▶ **Your goal**
Rewrite the lines of the records below as a Markdown table with two columns, Row and Line, numbering each row and skipping blank lines. Leave the pictures out.

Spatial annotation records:
——

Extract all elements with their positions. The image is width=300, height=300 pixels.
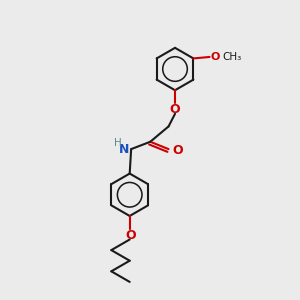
- Text: H: H: [114, 138, 122, 148]
- Text: O: O: [172, 144, 183, 157]
- Text: O: O: [211, 52, 220, 62]
- Text: N: N: [118, 142, 129, 156]
- Text: O: O: [170, 103, 180, 116]
- Text: O: O: [125, 229, 136, 242]
- Text: CH₃: CH₃: [223, 52, 242, 62]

——

▶ **Exercise response**
| Row | Line |
|---|---|
| 1 | Extract all elements with their positions. The image is width=300, height=300 pixels. |
| 2 | - Text: H: H: [114, 138, 122, 148] |
| 3 | - Text: O: O: [172, 144, 183, 157] |
| 4 | - Text: O: O: [211, 52, 220, 62] |
| 5 | - Text: N: N: [118, 142, 129, 156] |
| 6 | - Text: O: O: [170, 103, 180, 116] |
| 7 | - Text: O: O: [125, 229, 136, 242] |
| 8 | - Text: CH₃: CH₃: [223, 52, 242, 62] |